**WHAT IS EXPECTED:**
Every line of the listing must be reproduced as it stands. Leave the images behind.
--- DATA SECTION ---
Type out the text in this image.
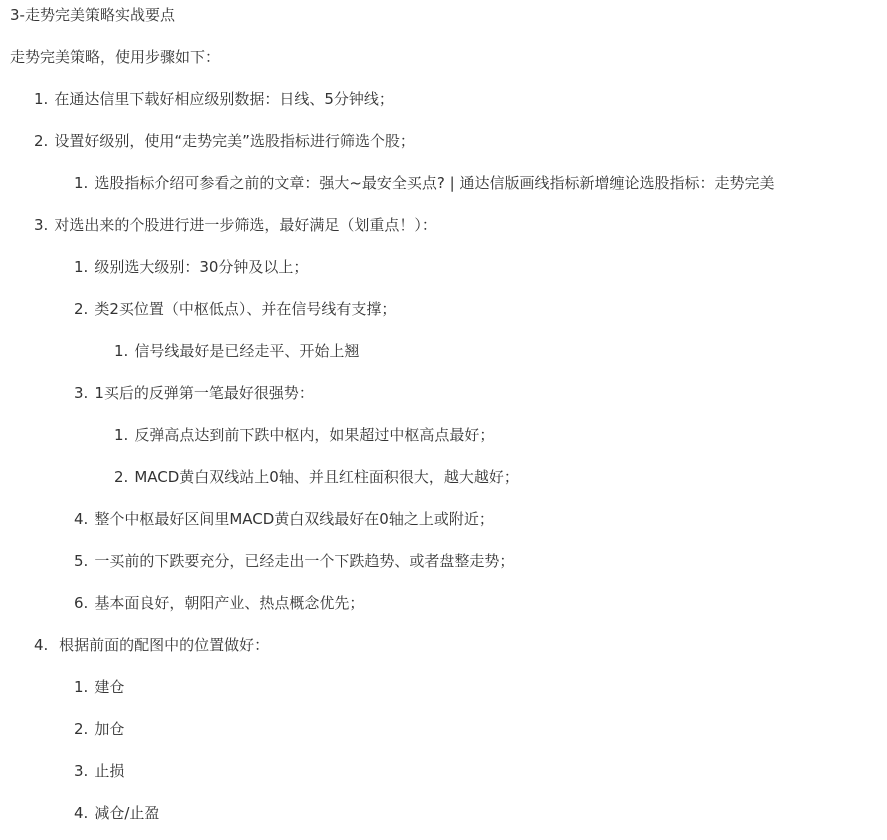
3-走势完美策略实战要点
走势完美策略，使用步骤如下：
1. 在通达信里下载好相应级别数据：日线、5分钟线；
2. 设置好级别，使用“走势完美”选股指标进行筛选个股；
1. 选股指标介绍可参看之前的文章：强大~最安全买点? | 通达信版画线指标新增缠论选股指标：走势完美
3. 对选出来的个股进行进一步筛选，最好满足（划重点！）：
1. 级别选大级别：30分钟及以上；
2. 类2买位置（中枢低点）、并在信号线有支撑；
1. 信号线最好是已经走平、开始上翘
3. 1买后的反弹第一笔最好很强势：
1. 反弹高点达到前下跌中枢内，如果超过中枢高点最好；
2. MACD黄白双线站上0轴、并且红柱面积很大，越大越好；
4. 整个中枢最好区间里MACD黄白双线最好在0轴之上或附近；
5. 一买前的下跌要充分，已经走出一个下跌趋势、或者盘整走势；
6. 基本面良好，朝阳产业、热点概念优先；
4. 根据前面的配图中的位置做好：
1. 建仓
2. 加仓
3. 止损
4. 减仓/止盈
---
**RIGHT ANSWER:**
Type out the text in this image.
3-走势完美策略实战要点
走势完美策略，使用步骤如下：
1. 在通达信里下载好相应级别数据：日线、5分钟线；
2. 设置好级别，使用“走势完美”选股指标进行筛选个股；
1. 选股指标介绍可参看之前的文章：强大~最安全买点? | 通达信版画线指标新增缠论选股指标：走势完美
3. 对选出来的个股进行进一步筛选，最好满足（划重点！）：
1. 级别选大级别：30分钟及以上；
2. 类2买位置（中枢低点）、并在信号线有支撑；
1. 信号线最好是已经走平、开始上翘
3. 1买后的反弹第一笔最好很强势：
1. 反弹高点达到前下跌中枢内，如果超过中枢高点最好；
2. MACD黄白双线站上0轴、并且红柱面积很大，越大越好；
4. 整个中枢最好区间里MACD黄白双线最好在0轴之上或附近；
5. 一买前的下跌要充分，已经走出一个下跌趋势、或者盘整走势；
6. 基本面良好，朝阳产业、热点概念优先；
4. 根据前面的配图中的位置做好：
1. 建仓
2. 加仓
3. 止损
4. 减仓/止盈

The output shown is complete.